## START Data for this exercise

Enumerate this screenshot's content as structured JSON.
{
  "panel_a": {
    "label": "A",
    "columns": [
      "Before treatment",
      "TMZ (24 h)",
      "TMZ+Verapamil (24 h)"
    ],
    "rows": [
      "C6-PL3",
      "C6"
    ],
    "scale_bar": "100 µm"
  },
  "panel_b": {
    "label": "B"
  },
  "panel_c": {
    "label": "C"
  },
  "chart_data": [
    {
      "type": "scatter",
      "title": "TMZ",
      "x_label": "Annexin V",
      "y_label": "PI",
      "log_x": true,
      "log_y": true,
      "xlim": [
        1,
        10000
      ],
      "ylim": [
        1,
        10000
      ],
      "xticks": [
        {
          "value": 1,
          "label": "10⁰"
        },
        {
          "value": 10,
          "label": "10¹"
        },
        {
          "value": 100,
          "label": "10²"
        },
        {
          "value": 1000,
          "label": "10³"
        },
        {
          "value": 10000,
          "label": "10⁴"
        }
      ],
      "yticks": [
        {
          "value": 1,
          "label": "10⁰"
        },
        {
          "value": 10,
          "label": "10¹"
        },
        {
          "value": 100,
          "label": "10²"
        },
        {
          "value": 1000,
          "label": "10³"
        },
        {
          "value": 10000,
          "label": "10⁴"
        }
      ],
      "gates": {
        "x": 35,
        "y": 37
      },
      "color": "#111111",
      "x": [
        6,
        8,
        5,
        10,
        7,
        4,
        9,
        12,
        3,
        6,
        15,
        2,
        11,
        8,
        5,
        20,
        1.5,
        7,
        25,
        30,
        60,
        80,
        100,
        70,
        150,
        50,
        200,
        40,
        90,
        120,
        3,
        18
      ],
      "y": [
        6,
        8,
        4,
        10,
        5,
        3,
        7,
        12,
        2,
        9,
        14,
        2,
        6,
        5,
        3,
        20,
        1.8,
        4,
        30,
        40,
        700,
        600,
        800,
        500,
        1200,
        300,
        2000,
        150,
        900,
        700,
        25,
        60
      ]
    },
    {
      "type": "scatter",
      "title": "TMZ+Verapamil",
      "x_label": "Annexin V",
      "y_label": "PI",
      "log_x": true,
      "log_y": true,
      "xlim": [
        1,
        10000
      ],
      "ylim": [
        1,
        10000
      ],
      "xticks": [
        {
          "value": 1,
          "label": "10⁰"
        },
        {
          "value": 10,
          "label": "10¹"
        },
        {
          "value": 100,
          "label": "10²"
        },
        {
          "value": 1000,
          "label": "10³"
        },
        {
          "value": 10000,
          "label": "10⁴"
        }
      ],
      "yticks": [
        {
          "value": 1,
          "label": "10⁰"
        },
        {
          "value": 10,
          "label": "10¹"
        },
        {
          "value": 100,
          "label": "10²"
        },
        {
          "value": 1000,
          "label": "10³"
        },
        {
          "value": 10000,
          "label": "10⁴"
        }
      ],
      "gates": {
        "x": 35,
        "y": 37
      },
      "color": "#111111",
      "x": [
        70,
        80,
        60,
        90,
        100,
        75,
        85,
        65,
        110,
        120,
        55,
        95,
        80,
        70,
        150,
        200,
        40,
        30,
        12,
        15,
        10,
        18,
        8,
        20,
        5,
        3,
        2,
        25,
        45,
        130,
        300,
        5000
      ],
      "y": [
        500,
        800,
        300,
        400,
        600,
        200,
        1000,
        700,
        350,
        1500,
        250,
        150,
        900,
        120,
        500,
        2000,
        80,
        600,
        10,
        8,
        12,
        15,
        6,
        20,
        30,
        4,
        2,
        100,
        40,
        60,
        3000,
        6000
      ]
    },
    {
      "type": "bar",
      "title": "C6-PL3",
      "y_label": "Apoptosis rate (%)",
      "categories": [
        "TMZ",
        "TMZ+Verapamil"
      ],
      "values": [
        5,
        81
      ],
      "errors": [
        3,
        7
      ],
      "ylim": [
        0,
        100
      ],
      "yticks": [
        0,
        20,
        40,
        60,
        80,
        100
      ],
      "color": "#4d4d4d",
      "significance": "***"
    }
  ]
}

## END Data for this exercise

- **Given instruction**:
Reproduce the material above, every line of it, exactly.

- **Result below**:
Enumerate this screenshot's content as structured JSON.
{
  "panel_a": {
    "label": "A",
    "columns": [
      "Before treatment",
      "TMZ (24 h)",
      "TMZ+Verapamil (24 h)"
    ],
    "rows": [
      "C6-PL3",
      "C6"
    ],
    "scale_bar": "100 µm"
  },
  "panel_b": {
    "label": "B"
  },
  "panel_c": {
    "label": "C"
  },
  "chart_data": [
    {
      "type": "scatter",
      "title": "TMZ",
      "x_label": "Annexin V",
      "y_label": "PI",
      "log_x": true,
      "log_y": true,
      "xlim": [
        1,
        10000
      ],
      "ylim": [
        1,
        10000
      ],
      "xticks": [
        {
          "value": 1,
          "label": "10⁰"
        },
        {
          "value": 10,
          "label": "10¹"
        },
        {
          "value": 100,
          "label": "10²"
        },
        {
          "value": 1000,
          "label": "10³"
        },
        {
          "value": 10000,
          "label": "10⁴"
        }
      ],
      "yticks": [
        {
          "value": 1,
          "label": "10⁰"
        },
        {
          "value": 10,
          "label": "10¹"
        },
        {
          "value": 100,
          "label": "10²"
        },
        {
          "value": 1000,
          "label": "10³"
        },
        {
          "value": 10000,
          "label": "10⁴"
        }
      ],
      "gates": {
        "x": 35,
        "y": 37
      },
      "color": "#111111",
      "x": [
        6,
        8,
        5,
        10,
        7,
        4,
        9,
        12,
        3,
        6,
        15,
        2,
        11,
        8,
        5,
        20,
        1.5,
        7,
        25,
        30,
        60,
        80,
        100,
        70,
        150,
        50,
        200,
        40,
        90,
        120,
        3,
        18
      ],
      "y": [
        6,
        8,
        4,
        10,
        5,
        3,
        7,
        12,
        2,
        9,
        14,
        2,
        6,
        5,
        3,
        20,
        1.8,
        4,
        30,
        40,
        700,
        600,
        800,
        500,
        1200,
        300,
        2000,
        150,
        900,
        700,
        25,
        60
      ]
    },
    {
      "type": "scatter",
      "title": "TMZ+Verapamil",
      "x_label": "Annexin V",
      "y_label": "PI",
      "log_x": true,
      "log_y": true,
      "xlim": [
        1,
        10000
      ],
      "ylim": [
        1,
        10000
      ],
      "xticks": [
        {
          "value": 1,
          "label": "10⁰"
        },
        {
          "value": 10,
          "label": "10¹"
        },
        {
          "value": 100,
          "label": "10²"
        },
        {
          "value": 1000,
          "label": "10³"
        },
        {
          "value": 10000,
          "label": "10⁴"
        }
      ],
      "yticks": [
        {
          "value": 1,
          "label": "10⁰"
        },
        {
          "value": 10,
          "label": "10¹"
        },
        {
          "value": 100,
          "label": "10²"
        },
        {
          "value": 1000,
          "label": "10³"
        },
        {
          "value": 10000,
          "label": "10⁴"
        }
      ],
      "gates": {
        "x": 35,
        "y": 37
      },
      "color": "#111111",
      "x": [
        70,
        80,
        60,
        90,
        100,
        75,
        85,
        65,
        110,
        120,
        55,
        95,
        80,
        70,
        150,
        200,
        40,
        30,
        12,
        15,
        10,
        18,
        8,
        20,
        5,
        3,
        2,
        25,
        45,
        130,
        300,
        5000
      ],
      "y": [
        500,
        800,
        300,
        400,
        600,
        200,
        1000,
        700,
        350,
        1500,
        250,
        150,
        900,
        120,
        500,
        2000,
        80,
        600,
        10,
        8,
        12,
        15,
        6,
        20,
        30,
        4,
        2,
        100,
        40,
        60,
        3000,
        6000
      ]
    },
    {
      "type": "bar",
      "title": "C6-PL3",
      "y_label": "Apoptosis rate (%)",
      "categories": [
        "TMZ",
        "TMZ+Verapamil"
      ],
      "values": [
        5,
        81
      ],
      "errors": [
        3,
        7
      ],
      "ylim": [
        0,
        100
      ],
      "yticks": [
        0,
        20,
        40,
        60,
        80,
        100
      ],
      "color": "#4d4d4d",
      "significance": "***"
    }
  ]
}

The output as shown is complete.